| Goal |
Report how many lines in the listing below include the word "gusta". Write nothing besides the number.

>>>>

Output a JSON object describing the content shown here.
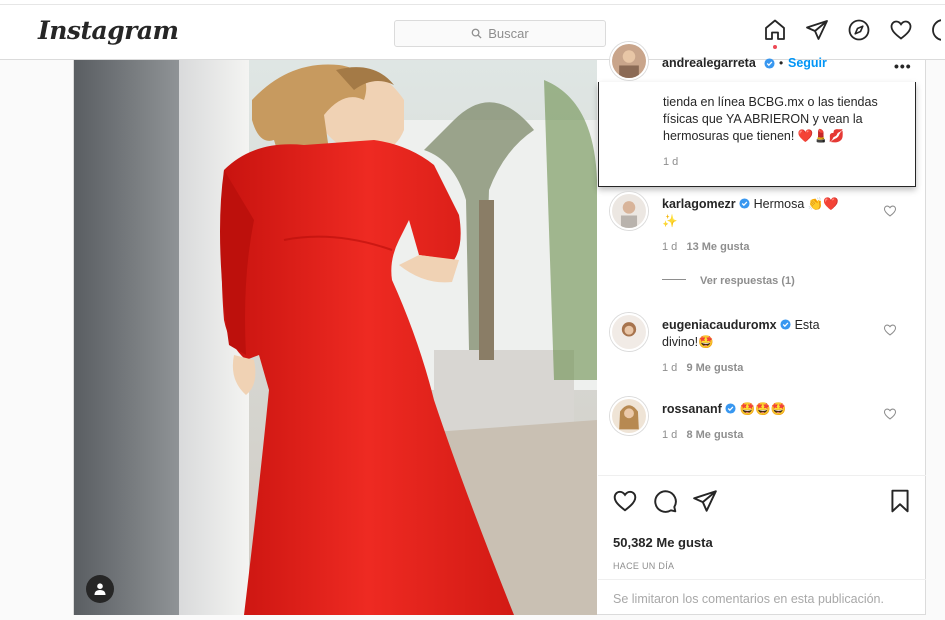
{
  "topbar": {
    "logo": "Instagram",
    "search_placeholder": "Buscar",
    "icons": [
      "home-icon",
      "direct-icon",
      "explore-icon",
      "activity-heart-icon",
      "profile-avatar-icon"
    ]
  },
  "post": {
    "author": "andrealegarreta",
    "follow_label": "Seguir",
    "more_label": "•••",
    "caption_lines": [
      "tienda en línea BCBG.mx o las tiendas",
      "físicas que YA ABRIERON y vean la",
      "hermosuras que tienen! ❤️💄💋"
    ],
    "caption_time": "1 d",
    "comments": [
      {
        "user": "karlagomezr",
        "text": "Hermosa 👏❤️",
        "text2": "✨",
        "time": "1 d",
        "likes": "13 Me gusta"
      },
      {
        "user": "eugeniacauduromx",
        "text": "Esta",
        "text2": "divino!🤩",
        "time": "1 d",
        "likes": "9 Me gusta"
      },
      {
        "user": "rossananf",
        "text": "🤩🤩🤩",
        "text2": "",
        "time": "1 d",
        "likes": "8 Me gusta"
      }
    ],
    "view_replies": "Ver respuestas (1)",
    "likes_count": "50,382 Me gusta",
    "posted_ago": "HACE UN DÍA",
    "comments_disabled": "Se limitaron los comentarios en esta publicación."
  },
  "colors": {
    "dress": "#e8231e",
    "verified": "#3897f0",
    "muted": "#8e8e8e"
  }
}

<<<<
>>>>

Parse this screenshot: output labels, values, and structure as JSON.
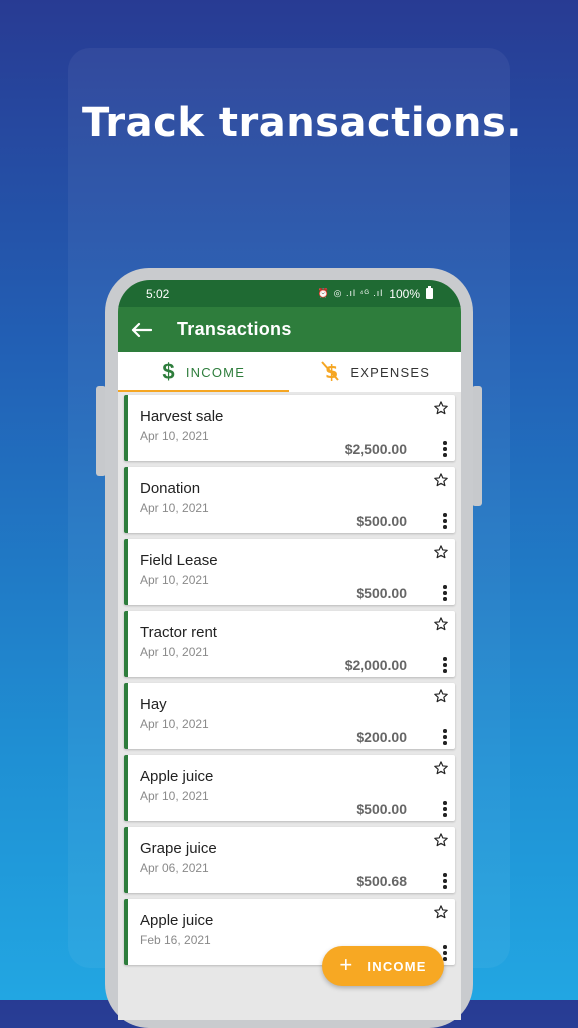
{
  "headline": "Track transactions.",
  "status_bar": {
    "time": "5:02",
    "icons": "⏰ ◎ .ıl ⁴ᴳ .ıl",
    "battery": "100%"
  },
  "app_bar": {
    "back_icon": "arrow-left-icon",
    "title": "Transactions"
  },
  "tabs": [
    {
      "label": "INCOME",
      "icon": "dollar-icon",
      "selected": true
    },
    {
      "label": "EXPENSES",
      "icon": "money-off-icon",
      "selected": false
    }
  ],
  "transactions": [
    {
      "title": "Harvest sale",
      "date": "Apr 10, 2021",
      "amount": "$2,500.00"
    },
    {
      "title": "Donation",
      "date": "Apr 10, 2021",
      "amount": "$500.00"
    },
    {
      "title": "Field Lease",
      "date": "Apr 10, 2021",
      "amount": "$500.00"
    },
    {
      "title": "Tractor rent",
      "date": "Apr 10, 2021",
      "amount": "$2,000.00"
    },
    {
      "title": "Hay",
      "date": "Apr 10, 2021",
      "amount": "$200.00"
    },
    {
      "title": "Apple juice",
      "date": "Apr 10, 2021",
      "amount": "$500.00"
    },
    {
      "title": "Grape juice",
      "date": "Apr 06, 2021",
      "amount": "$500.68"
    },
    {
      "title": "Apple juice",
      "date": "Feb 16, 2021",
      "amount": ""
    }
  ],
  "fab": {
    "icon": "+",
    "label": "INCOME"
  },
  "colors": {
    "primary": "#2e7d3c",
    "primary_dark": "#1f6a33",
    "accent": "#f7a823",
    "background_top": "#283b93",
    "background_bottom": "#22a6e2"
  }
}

<<<<

| Completed task |
4